### Figure contents as structured data:
····················

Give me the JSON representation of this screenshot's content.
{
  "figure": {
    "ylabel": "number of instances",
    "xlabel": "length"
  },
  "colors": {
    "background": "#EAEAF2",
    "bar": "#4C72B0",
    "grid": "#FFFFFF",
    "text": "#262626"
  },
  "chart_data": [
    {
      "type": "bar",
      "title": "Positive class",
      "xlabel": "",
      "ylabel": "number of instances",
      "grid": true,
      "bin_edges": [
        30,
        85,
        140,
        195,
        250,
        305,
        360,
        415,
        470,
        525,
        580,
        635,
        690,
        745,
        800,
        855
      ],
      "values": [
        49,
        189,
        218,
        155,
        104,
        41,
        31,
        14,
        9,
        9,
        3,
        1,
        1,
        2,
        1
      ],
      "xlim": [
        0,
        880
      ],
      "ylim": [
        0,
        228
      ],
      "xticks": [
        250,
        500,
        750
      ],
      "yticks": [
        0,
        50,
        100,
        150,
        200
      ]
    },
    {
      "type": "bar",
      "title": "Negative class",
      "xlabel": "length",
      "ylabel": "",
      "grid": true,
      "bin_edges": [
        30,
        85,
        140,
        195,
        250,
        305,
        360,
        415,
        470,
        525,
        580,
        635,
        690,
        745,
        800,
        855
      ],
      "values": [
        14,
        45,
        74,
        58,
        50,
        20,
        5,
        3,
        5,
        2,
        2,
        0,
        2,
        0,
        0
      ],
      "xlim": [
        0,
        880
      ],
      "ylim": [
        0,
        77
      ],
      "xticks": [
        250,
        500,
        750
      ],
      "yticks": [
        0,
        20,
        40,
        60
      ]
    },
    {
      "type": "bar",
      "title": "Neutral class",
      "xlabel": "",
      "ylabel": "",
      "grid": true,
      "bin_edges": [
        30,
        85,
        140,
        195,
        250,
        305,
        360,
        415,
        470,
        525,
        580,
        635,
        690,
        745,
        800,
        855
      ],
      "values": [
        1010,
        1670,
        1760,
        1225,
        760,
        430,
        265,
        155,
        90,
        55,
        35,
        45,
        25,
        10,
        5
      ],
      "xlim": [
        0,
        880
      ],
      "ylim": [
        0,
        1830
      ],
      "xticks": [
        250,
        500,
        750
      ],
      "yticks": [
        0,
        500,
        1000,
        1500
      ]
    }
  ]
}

····················

### Prompt:
Look above for lines with the word "class" and copy them all.

### Expected answer:
      "title": "Positive class",
      "title": "Negative class",
      "title": "Neutral class",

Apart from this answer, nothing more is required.